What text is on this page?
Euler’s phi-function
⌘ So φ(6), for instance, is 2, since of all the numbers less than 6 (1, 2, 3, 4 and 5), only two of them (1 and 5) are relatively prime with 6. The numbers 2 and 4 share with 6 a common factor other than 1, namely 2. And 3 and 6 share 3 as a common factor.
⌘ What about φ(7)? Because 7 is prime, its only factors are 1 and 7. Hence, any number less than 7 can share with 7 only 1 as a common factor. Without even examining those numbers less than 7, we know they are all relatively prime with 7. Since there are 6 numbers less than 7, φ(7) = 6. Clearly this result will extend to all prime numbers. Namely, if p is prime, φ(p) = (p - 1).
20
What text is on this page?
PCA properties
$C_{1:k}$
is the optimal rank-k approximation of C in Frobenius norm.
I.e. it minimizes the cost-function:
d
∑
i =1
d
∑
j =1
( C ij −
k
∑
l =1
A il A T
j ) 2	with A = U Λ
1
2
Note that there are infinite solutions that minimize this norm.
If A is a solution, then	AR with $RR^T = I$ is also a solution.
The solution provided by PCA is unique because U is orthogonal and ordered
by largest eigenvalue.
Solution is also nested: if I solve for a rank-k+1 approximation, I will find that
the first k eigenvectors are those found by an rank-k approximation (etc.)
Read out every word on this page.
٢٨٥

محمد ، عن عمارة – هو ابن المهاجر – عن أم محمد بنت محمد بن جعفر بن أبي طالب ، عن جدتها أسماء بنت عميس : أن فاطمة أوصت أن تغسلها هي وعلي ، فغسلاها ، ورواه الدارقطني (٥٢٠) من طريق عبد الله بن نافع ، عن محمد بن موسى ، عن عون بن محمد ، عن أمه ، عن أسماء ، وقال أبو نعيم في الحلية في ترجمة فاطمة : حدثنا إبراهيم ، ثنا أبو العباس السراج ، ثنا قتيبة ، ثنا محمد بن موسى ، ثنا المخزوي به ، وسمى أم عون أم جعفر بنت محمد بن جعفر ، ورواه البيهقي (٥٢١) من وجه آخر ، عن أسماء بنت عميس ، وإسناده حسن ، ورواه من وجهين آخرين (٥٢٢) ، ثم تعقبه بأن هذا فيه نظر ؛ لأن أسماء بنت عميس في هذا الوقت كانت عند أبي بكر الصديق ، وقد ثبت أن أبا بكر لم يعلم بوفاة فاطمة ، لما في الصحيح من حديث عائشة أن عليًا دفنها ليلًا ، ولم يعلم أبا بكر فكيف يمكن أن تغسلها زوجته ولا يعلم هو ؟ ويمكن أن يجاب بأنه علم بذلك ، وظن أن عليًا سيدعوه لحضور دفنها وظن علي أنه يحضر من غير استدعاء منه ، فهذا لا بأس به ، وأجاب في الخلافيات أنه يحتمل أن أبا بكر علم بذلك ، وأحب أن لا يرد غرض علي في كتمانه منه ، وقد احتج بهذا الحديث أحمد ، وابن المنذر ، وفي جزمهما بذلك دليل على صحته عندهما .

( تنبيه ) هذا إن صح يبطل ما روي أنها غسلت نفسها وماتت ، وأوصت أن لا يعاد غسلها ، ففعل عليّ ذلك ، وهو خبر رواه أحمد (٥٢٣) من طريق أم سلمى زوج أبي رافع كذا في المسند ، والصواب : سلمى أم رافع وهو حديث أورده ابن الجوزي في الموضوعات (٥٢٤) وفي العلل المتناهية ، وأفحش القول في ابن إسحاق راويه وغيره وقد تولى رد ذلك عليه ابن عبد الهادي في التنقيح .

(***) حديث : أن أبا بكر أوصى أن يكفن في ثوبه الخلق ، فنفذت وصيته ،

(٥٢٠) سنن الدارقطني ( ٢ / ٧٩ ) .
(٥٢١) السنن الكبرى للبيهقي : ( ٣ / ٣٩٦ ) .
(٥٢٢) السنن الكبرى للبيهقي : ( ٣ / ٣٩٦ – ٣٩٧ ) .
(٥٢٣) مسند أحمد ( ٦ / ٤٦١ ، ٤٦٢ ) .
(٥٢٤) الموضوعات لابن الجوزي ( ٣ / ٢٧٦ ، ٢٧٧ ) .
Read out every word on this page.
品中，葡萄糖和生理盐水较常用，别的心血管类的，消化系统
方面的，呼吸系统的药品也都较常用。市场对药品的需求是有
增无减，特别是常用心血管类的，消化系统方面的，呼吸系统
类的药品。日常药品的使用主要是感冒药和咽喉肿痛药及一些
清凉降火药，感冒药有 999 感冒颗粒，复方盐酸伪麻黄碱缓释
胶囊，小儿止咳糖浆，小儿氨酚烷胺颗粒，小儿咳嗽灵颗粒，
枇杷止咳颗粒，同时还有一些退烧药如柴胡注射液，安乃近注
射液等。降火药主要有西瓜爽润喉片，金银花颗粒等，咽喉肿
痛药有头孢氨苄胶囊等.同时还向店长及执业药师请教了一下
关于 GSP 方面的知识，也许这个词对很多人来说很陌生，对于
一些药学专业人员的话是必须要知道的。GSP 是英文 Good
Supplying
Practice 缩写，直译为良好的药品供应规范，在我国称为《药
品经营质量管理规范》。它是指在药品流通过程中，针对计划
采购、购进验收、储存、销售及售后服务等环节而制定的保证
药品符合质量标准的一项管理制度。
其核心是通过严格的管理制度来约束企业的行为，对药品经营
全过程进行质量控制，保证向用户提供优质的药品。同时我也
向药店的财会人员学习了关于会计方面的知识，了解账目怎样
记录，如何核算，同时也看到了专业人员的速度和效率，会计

··········

- **DIRECTIVE**
Print out the whole listing exactly as it appears.

- **EXPECTED ANSWER**
What text is on this page?
Euler’s phi-function
⌘ So φ(6), for instance, is 2, since of all the numbers less than 6 (1, 2, 3, 4 and 5), only two of them (1 and 5) are relatively prime with 6. The numbers 2 and 4 share with 6 a common factor other than 1, namely 2. And 3 and 6 share 3 as a common factor.
⌘ What about φ(7)? Because 7 is prime, its only factors are 1 and 7. Hence, any number less than 7 can share with 7 only 1 as a common factor. Without even examining those numbers less than 7, we know they are all relatively prime with 7. Since there are 6 numbers less than 7, φ(7) = 6. Clearly this result will extend to all prime numbers. Namely, if p is prime, φ(p) = (p - 1).
20
What text is on this page?
PCA properties
$C_{1:k}$
is the optimal rank-k approximation of C in Frobenius norm.
I.e. it minimizes the cost-function:
d
∑
i =1
d
∑
j =1
( C ij −
k
∑
l =1
A il A T
j ) 2	with A = U Λ
1
2
Note that there are infinite solutions that minimize this norm.
If A is a solution, then	AR with $RR^T = I$ is also a solution.
The solution provided by PCA is unique because U is orthogonal and ordered
by largest eigenvalue.
Solution is also nested: if I solve for a rank-k+1 approximation, I will find that
the first k eigenvectors are those found by an rank-k approximation (etc.)
Read out every word on this page.
٢٨٥

محمد ، عن عمارة – هو ابن المهاجر – عن أم محمد بنت محمد بن جعفر بن أبي طالب ، عن جدتها أسماء بنت عميس : أن فاطمة أوصت أن تغسلها هي وعلي ، فغسلاها ، ورواه الدارقطني (٥٢٠) من طريق عبد الله بن نافع ، عن محمد بن موسى ، عن عون بن محمد ، عن أمه ، عن أسماء ، وقال أبو نعيم في الحلية في ترجمة فاطمة : حدثنا إبراهيم ، ثنا أبو العباس السراج ، ثنا قتيبة ، ثنا محمد بن موسى ، ثنا المخزوي به ، وسمى أم عون أم جعفر بنت محمد بن جعفر ، ورواه البيهقي (٥٢١) من وجه آخر ، عن أسماء بنت عميس ، وإسناده حسن ، ورواه من وجهين آخرين (٥٢٢) ، ثم تعقبه بأن هذا فيه نظر ؛ لأن أسماء بنت عميس في هذا الوقت كانت عند أبي بكر الصديق ، وقد ثبت أن أبا بكر لم يعلم بوفاة فاطمة ، لما في الصحيح من حديث عائشة أن عليًا دفنها ليلًا ، ولم يعلم أبا بكر فكيف يمكن أن تغسلها زوجته ولا يعلم هو ؟ ويمكن أن يجاب بأنه علم بذلك ، وظن أن عليًا سيدعوه لحضور دفنها وظن علي أنه يحضر من غير استدعاء منه ، فهذا لا بأس به ، وأجاب في الخلافيات أنه يحتمل أن أبا بكر علم بذلك ، وأحب أن لا يرد غرض علي في كتمانه منه ، وقد احتج بهذا الحديث أحمد ، وابن المنذر ، وفي جزمهما بذلك دليل على صحته عندهما .

( تنبيه ) هذا إن صح يبطل ما روي أنها غسلت نفسها وماتت ، وأوصت أن لا يعاد غسلها ، ففعل عليّ ذلك ، وهو خبر رواه أحمد (٥٢٣) من طريق أم سلمى زوج أبي رافع كذا في المسند ، والصواب : سلمى أم رافع وهو حديث أورده ابن الجوزي في الموضوعات (٥٢٤) وفي العلل المتناهية ، وأفحش القول في ابن إسحاق راويه وغيره وقد تولى رد ذلك عليه ابن عبد الهادي في التنقيح .

(***) حديث : أن أبا بكر أوصى أن يكفن في ثوبه الخلق ، فنفذت وصيته ،

(٥٢٠) سنن الدارقطني ( ٢ / ٧٩ ) .
(٥٢١) السنن الكبرى للبيهقي : ( ٣ / ٣٩٦ ) .
(٥٢٢) السنن الكبرى للبيهقي : ( ٣ / ٣٩٦ – ٣٩٧ ) .
(٥٢٣) مسند أحمد ( ٦ / ٤٦١ ، ٤٦٢ ) .
(٥٢٤) الموضوعات لابن الجوزي ( ٣ / ٢٧٦ ، ٢٧٧ ) .
Read out every word on this page.
品中，葡萄糖和生理盐水较常用，别的心血管类的，消化系统
方面的，呼吸系统的药品也都较常用。市场对药品的需求是有
增无减，特别是常用心血管类的，消化系统方面的，呼吸系统
类的药品。日常药品的使用主要是感冒药和咽喉肿痛药及一些
清凉降火药，感冒药有 999 感冒颗粒，复方盐酸伪麻黄碱缓释
胶囊，小儿止咳糖浆，小儿氨酚烷胺颗粒，小儿咳嗽灵颗粒，
枇杷止咳颗粒，同时还有一些退烧药如柴胡注射液，安乃近注
射液等。降火药主要有西瓜爽润喉片，金银花颗粒等，咽喉肿
痛药有头孢氨苄胶囊等.同时还向店长及执业药师请教了一下
关于 GSP 方面的知识，也许这个词对很多人来说很陌生，对于
一些药学专业人员的话是必须要知道的。GSP 是英文 Good
Supplying
Practice 缩写，直译为良好的药品供应规范，在我国称为《药
品经营质量管理规范》。它是指在药品流通过程中，针对计划
采购、购进验收、储存、销售及售后服务等环节而制定的保证
药品符合质量标准的一项管理制度。
其核心是通过严格的管理制度来约束企业的行为，对药品经营
全过程进行质量控制，保证向用户提供优质的药品。同时我也
向药店的财会人员学习了关于会计方面的知识，了解账目怎样
记录，如何核算，同时也看到了专业人员的速度和效率，会计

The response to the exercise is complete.